*DIRECTIONS FOR THIS TASK*
Count how many lines hold the word "Make" and give that number as the whole answer.
-- BEGIN --
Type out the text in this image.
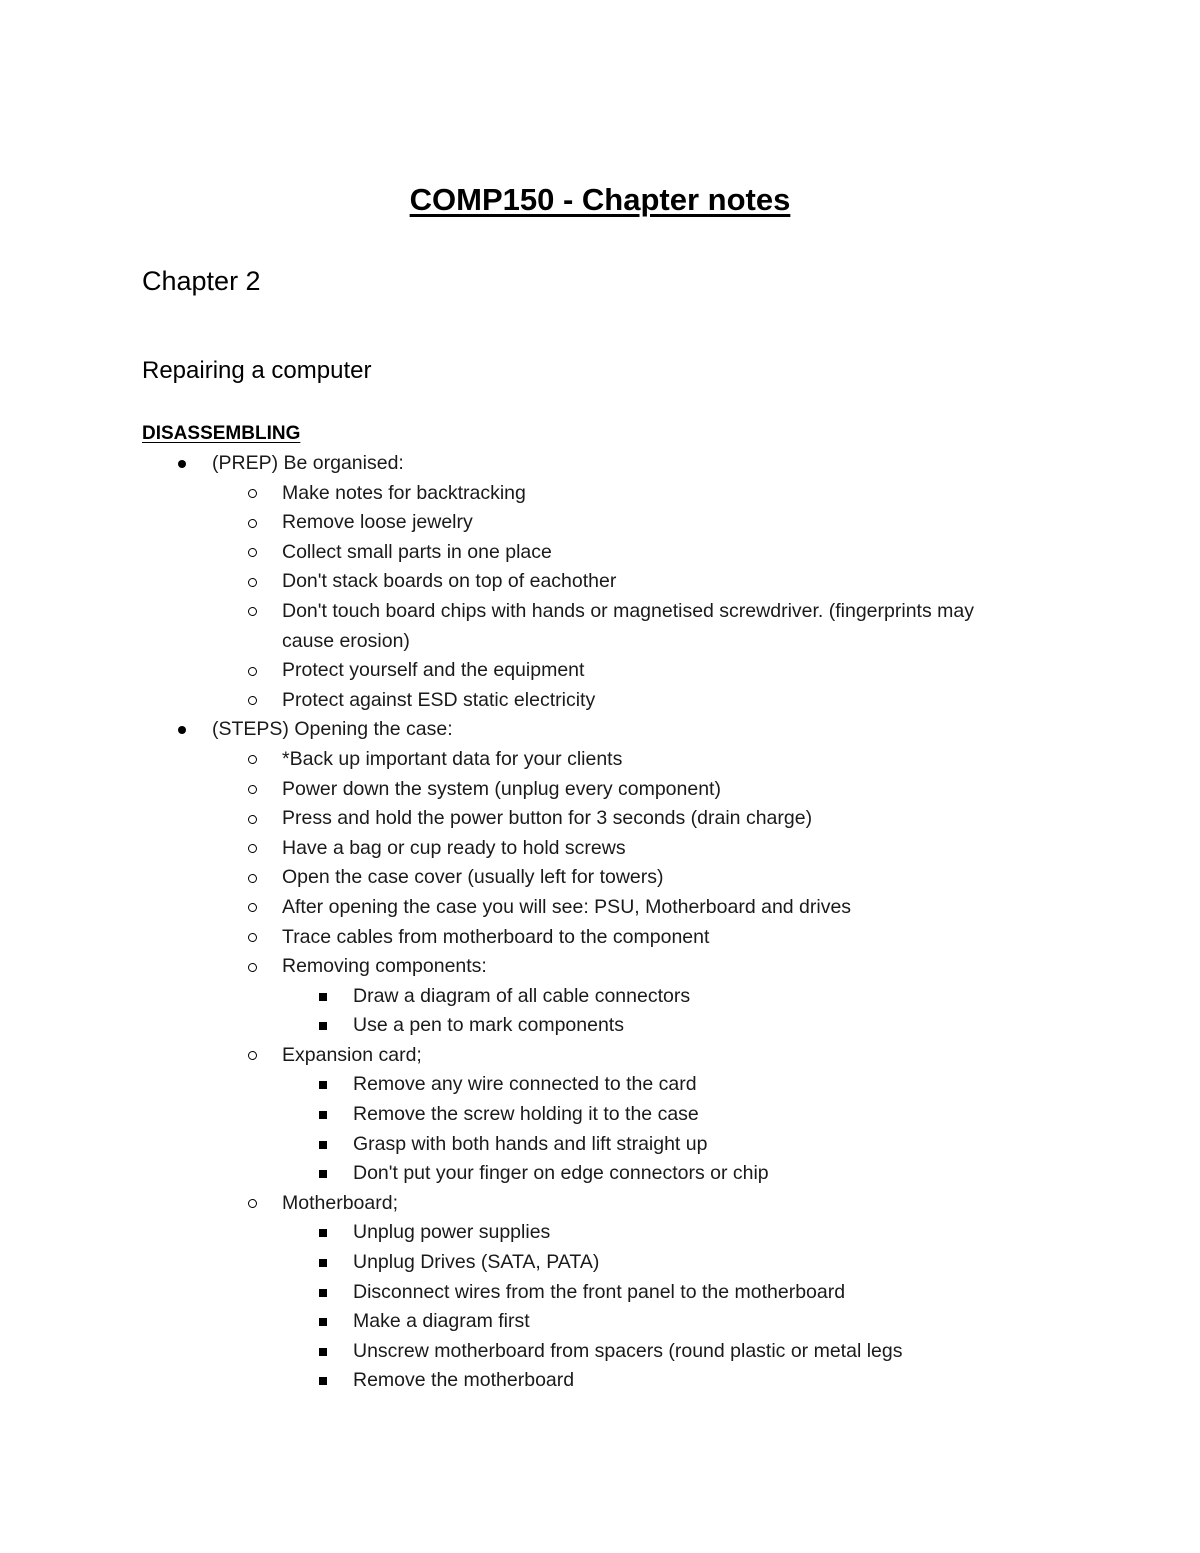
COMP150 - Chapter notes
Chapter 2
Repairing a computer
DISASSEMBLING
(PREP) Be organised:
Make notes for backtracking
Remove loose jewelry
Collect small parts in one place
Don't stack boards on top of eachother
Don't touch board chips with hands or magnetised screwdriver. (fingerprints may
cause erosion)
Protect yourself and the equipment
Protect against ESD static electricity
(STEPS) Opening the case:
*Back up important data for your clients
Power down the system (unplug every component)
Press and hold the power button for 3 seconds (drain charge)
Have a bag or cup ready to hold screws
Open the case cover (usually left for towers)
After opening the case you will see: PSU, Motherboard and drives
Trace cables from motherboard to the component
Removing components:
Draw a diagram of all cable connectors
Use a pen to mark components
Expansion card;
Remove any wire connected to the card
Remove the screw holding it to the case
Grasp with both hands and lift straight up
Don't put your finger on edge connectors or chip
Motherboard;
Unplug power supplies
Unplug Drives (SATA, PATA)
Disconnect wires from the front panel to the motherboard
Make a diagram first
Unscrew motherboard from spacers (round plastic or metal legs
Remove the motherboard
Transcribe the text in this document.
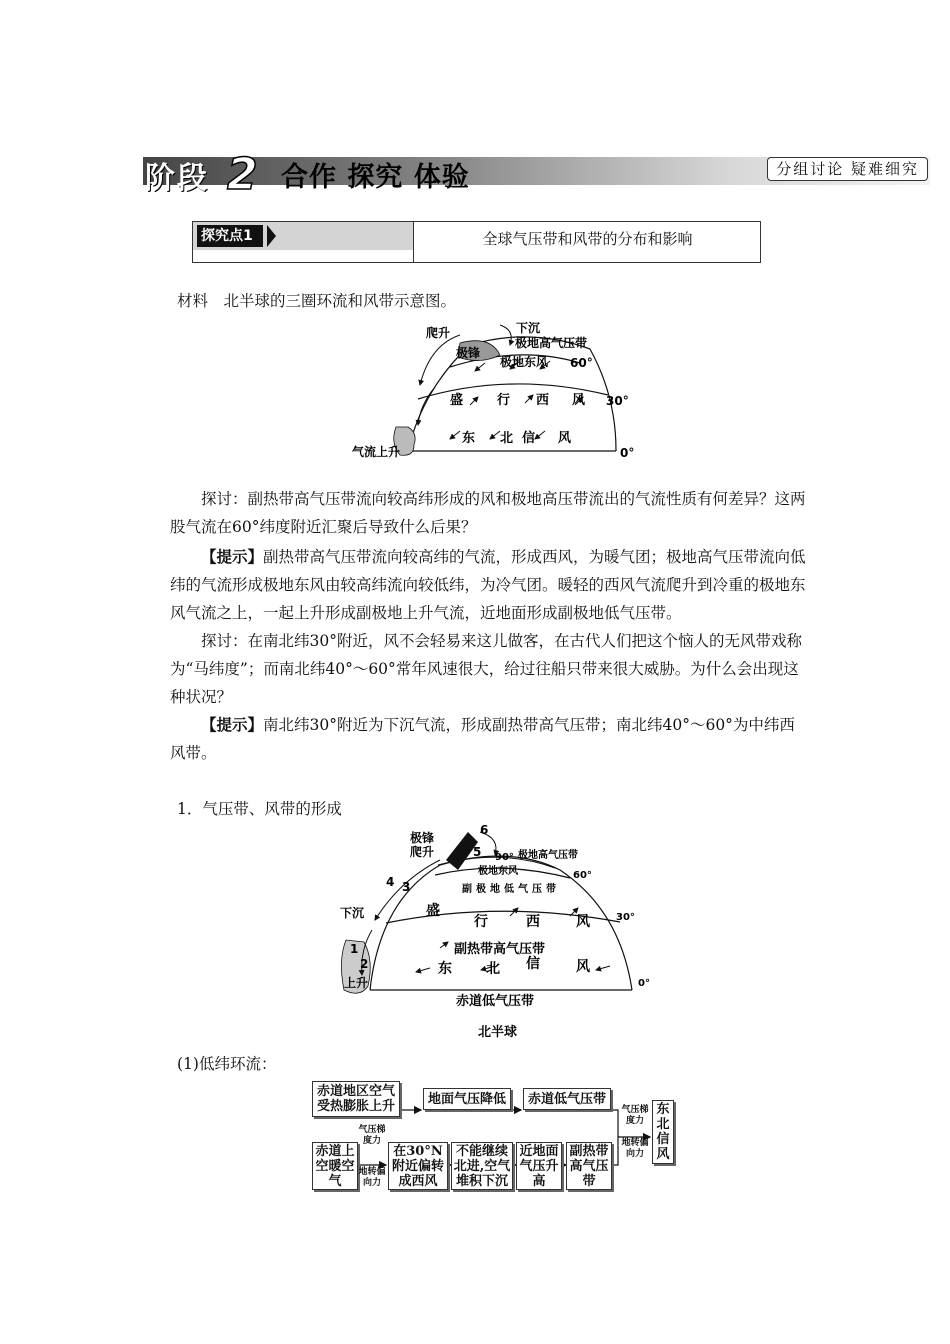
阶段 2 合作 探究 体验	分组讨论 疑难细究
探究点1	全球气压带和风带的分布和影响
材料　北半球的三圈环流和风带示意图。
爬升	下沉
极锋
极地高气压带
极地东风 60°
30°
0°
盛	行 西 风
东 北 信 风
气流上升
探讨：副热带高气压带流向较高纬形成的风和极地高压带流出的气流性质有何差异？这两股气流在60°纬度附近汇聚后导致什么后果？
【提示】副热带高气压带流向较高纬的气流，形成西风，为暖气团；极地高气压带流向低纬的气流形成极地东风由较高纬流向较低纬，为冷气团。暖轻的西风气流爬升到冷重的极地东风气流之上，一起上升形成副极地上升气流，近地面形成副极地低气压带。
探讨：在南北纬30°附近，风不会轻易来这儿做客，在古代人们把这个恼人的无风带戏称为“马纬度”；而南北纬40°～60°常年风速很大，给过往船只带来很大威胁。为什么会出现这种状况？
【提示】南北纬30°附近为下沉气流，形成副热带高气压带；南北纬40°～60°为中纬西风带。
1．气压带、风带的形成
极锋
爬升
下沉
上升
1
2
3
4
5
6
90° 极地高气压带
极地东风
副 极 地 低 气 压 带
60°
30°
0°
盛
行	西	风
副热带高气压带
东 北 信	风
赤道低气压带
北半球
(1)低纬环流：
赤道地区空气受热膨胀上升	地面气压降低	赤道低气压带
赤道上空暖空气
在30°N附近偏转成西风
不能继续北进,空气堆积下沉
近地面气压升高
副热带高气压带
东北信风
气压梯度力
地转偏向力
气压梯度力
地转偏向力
-- END --
*ANSWER IN FULL*
2